### LISTING
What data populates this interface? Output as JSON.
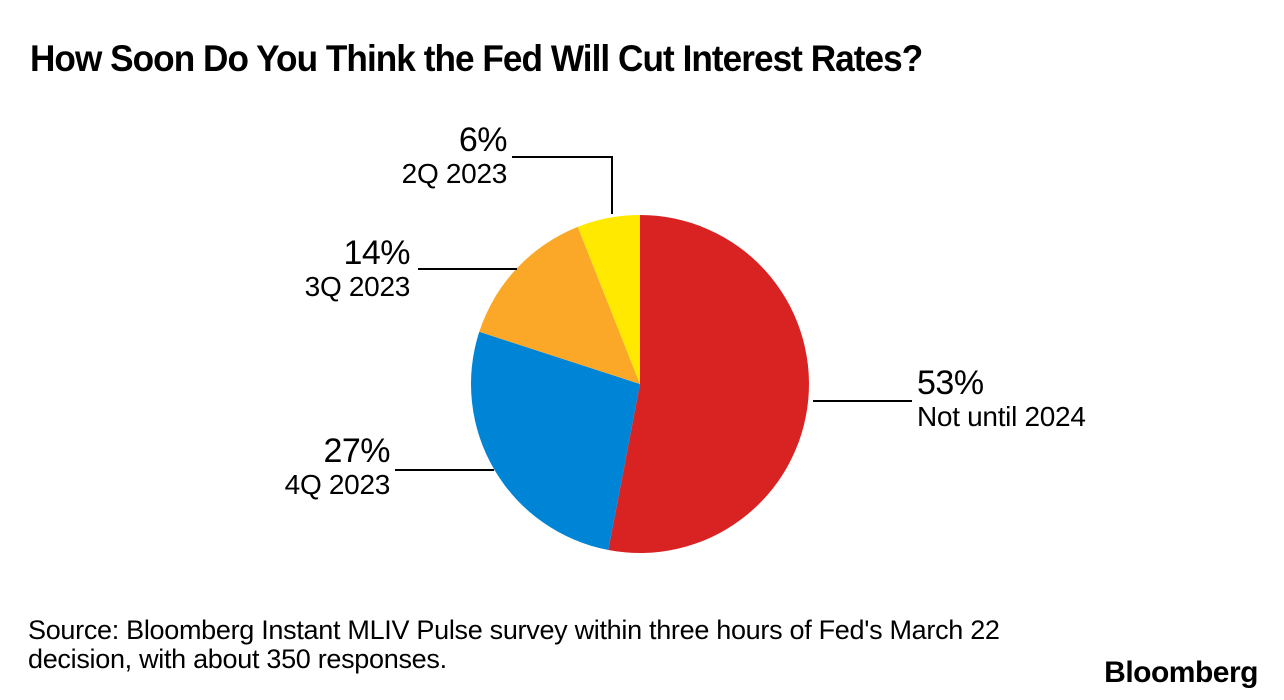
{
  "title": "How Soon Do You Think the Fed Will Cut Interest Rates?",
  "source": {
    "line1": "Source: Bloomberg Instant MLIV Pulse survey within three hours of Fed's March 22",
    "line2": "decision, with about 350 responses."
  },
  "branding": {
    "logo_text": "Bloomberg"
  },
  "chart_data": {
    "type": "pie",
    "title": "How Soon Do You Think the Fed Will Cut Interest Rates?",
    "start_angle": "12-oclock",
    "direction": "clockwise",
    "label_style": "external-callouts",
    "legend": "none",
    "units": "percent of respondents",
    "slices": [
      {
        "label": "Not until 2024",
        "value": 53,
        "pct_label": "53%",
        "color": "#d92323"
      },
      {
        "label": "4Q 2023",
        "value": 27,
        "pct_label": "27%",
        "color": "#0084d6"
      },
      {
        "label": "3Q 2023",
        "value": 14,
        "pct_label": "14%",
        "color": "#fba829"
      },
      {
        "label": "2Q 2023",
        "value": 6,
        "pct_label": "6%",
        "color": "#ffe900"
      }
    ]
  }
}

### WHAT IS ASKED
Print each entry shown above with exact wording and no pictures.

### WRITTEN RESPONSE
What data populates this interface? Output as JSON.
{
  "title": "How Soon Do You Think the Fed Will Cut Interest Rates?",
  "source": {
    "line1": "Source: Bloomberg Instant MLIV Pulse survey within three hours of Fed's March 22",
    "line2": "decision, with about 350 responses."
  },
  "branding": {
    "logo_text": "Bloomberg"
  },
  "chart_data": {
    "type": "pie",
    "title": "How Soon Do You Think the Fed Will Cut Interest Rates?",
    "start_angle": "12-oclock",
    "direction": "clockwise",
    "label_style": "external-callouts",
    "legend": "none",
    "units": "percent of respondents",
    "slices": [
      {
        "label": "Not until 2024",
        "value": 53,
        "pct_label": "53%",
        "color": "#d92323"
      },
      {
        "label": "4Q 2023",
        "value": 27,
        "pct_label": "27%",
        "color": "#0084d6"
      },
      {
        "label": "3Q 2023",
        "value": 14,
        "pct_label": "14%",
        "color": "#fba829"
      },
      {
        "label": "2Q 2023",
        "value": 6,
        "pct_label": "6%",
        "color": "#ffe900"
      }
    ]
  }
}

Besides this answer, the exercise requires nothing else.